** start of Task inputs **

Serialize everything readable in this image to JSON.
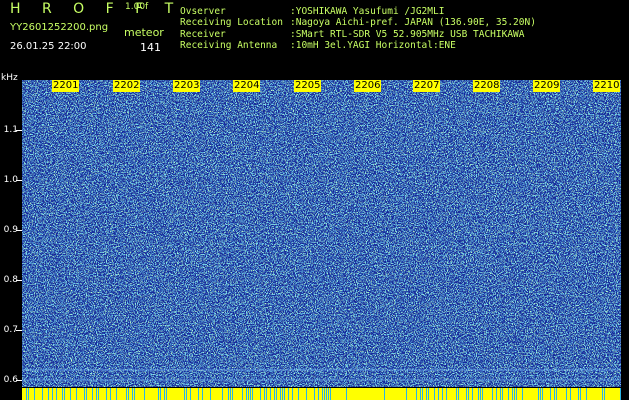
{
  "header": {
    "app_name": "H R O F F T",
    "version": "1.00f",
    "filename": "YY2601252200.png",
    "meteor_label": "meteor",
    "datetime": "26.01.25 22:00",
    "meteor_count": "141",
    "info": [
      {
        "key": "Ovserver",
        "value": ":YOSHIKAWA Yasufumi /JG2MLI"
      },
      {
        "key": "Receiving Location",
        "value": ":Nagoya Aichi-pref. JAPAN (136.90E, 35.20N)"
      },
      {
        "key": "Receiver",
        "value": ":SMart RTL-SDR V5 52.905MHz USB TACHIKAWA"
      },
      {
        "key": "Receiving Antenna",
        "value": ":10mH 3el.YAGI Horizontal:ENE"
      }
    ]
  },
  "axis": {
    "unit": "kHz",
    "y_ticks": [
      "1.1",
      "1.0",
      "0.9",
      "0.8",
      "0.7",
      "0.6"
    ],
    "time_labels": [
      "2201",
      "2202",
      "2203",
      "2204",
      "2205",
      "2206",
      "2207",
      "2208",
      "2209",
      "2210"
    ]
  },
  "colors": {
    "background": "#000000",
    "noise_base": "#1a2fb4",
    "noise_mid": "#2bb4e6",
    "noise_high": "#96ff78",
    "label_bg": "#ffff00",
    "text_green": "#c8ff64"
  }
}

** end of Task inputs **

**Given task**
Write the records out again in full, exactly, and skip every picture.

**Response**
Serialize everything readable in this image to JSON.
{
  "header": {
    "app_name": "H R O F F T",
    "version": "1.00f",
    "filename": "YY2601252200.png",
    "meteor_label": "meteor",
    "datetime": "26.01.25 22:00",
    "meteor_count": "141",
    "info": [
      {
        "key": "Ovserver",
        "value": ":YOSHIKAWA Yasufumi /JG2MLI"
      },
      {
        "key": "Receiving Location",
        "value": ":Nagoya Aichi-pref. JAPAN (136.90E, 35.20N)"
      },
      {
        "key": "Receiver",
        "value": ":SMart RTL-SDR V5 52.905MHz USB TACHIKAWA"
      },
      {
        "key": "Receiving Antenna",
        "value": ":10mH 3el.YAGI Horizontal:ENE"
      }
    ]
  },
  "axis": {
    "unit": "kHz",
    "y_ticks": [
      "1.1",
      "1.0",
      "0.9",
      "0.8",
      "0.7",
      "0.6"
    ],
    "time_labels": [
      "2201",
      "2202",
      "2203",
      "2204",
      "2205",
      "2206",
      "2207",
      "2208",
      "2209",
      "2210"
    ]
  },
  "colors": {
    "background": "#000000",
    "noise_base": "#1a2fb4",
    "noise_mid": "#2bb4e6",
    "noise_high": "#96ff78",
    "label_bg": "#ffff00",
    "text_green": "#c8ff64"
  }
}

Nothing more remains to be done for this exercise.